* **Task brief**
Retype the full set of records. Keep every character identical.

========

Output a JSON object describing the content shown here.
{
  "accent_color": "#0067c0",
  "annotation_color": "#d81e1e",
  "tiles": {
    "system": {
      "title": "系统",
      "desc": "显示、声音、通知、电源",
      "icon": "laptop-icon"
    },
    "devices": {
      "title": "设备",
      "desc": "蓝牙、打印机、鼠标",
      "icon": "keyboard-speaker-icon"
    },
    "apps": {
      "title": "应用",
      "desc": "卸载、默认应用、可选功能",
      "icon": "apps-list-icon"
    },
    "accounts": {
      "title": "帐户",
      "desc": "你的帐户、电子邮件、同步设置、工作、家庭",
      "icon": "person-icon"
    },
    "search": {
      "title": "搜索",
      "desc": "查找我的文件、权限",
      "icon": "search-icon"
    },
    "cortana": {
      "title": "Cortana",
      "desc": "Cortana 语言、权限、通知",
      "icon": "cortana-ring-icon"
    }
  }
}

========

* **Task result**
Output a JSON object describing the content shown here.
{
  "accent_color": "#0067c0",
  "annotation_color": "#d81e1e",
  "tiles": {
    "system": {
      "title": "系统",
      "desc": "显示、声音、通知、电源",
      "icon": "laptop-icon"
    },
    "devices": {
      "title": "设备",
      "desc": "蓝牙、打印机、鼠标",
      "icon": "keyboard-speaker-icon"
    },
    "apps": {
      "title": "应用",
      "desc": "卸载、默认应用、可选功能",
      "icon": "apps-list-icon"
    },
    "accounts": {
      "title": "帐户",
      "desc": "你的帐户、电子邮件、同步设置、工作、家庭",
      "icon": "person-icon"
    },
    "search": {
      "title": "搜索",
      "desc": "查找我的文件、权限",
      "icon": "search-icon"
    },
    "cortana": {
      "title": "Cortana",
      "desc": "Cortana 语言、权限、通知",
      "icon": "cortana-ring-icon"
    }
  }
}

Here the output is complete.